Entries with figure data —
• • • • •
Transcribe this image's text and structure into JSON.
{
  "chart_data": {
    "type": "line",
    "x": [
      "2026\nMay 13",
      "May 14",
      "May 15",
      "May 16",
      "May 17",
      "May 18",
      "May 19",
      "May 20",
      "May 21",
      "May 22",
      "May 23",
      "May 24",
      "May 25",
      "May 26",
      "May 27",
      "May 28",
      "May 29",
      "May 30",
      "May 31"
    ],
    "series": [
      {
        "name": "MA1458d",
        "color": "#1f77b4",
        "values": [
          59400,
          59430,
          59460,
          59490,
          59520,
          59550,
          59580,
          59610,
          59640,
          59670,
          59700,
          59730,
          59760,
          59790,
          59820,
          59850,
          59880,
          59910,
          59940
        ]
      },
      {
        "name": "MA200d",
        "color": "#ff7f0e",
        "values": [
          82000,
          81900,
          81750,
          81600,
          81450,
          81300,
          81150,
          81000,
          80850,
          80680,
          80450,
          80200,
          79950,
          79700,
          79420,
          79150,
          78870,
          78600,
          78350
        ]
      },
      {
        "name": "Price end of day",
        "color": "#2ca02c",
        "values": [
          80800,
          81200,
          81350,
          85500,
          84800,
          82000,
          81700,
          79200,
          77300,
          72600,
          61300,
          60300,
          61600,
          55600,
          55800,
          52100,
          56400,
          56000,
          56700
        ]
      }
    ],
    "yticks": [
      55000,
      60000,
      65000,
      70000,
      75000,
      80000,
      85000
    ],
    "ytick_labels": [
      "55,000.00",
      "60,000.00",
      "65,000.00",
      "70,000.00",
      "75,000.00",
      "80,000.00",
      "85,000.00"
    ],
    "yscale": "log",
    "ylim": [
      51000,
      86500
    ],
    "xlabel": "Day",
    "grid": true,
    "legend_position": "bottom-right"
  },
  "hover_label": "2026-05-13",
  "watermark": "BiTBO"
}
• • • • •
Exercise —
Produce an exact copy of every entry above.

Written response —
Transcribe this image's text and structure into JSON.
{
  "chart_data": {
    "type": "line",
    "x": [
      "2026\nMay 13",
      "May 14",
      "May 15",
      "May 16",
      "May 17",
      "May 18",
      "May 19",
      "May 20",
      "May 21",
      "May 22",
      "May 23",
      "May 24",
      "May 25",
      "May 26",
      "May 27",
      "May 28",
      "May 29",
      "May 30",
      "May 31"
    ],
    "series": [
      {
        "name": "MA1458d",
        "color": "#1f77b4",
        "values": [
          59400,
          59430,
          59460,
          59490,
          59520,
          59550,
          59580,
          59610,
          59640,
          59670,
          59700,
          59730,
          59760,
          59790,
          59820,
          59850,
          59880,
          59910,
          59940
        ]
      },
      {
        "name": "MA200d",
        "color": "#ff7f0e",
        "values": [
          82000,
          81900,
          81750,
          81600,
          81450,
          81300,
          81150,
          81000,
          80850,
          80680,
          80450,
          80200,
          79950,
          79700,
          79420,
          79150,
          78870,
          78600,
          78350
        ]
      },
      {
        "name": "Price end of day",
        "color": "#2ca02c",
        "values": [
          80800,
          81200,
          81350,
          85500,
          84800,
          82000,
          81700,
          79200,
          77300,
          72600,
          61300,
          60300,
          61600,
          55600,
          55800,
          52100,
          56400,
          56000,
          56700
        ]
      }
    ],
    "yticks": [
      55000,
      60000,
      65000,
      70000,
      75000,
      80000,
      85000
    ],
    "ytick_labels": [
      "55,000.00",
      "60,000.00",
      "65,000.00",
      "70,000.00",
      "75,000.00",
      "80,000.00",
      "85,000.00"
    ],
    "yscale": "log",
    "ylim": [
      51000,
      86500
    ],
    "xlabel": "Day",
    "grid": true,
    "legend_position": "bottom-right"
  },
  "hover_label": "2026-05-13",
  "watermark": "BiTBO"
}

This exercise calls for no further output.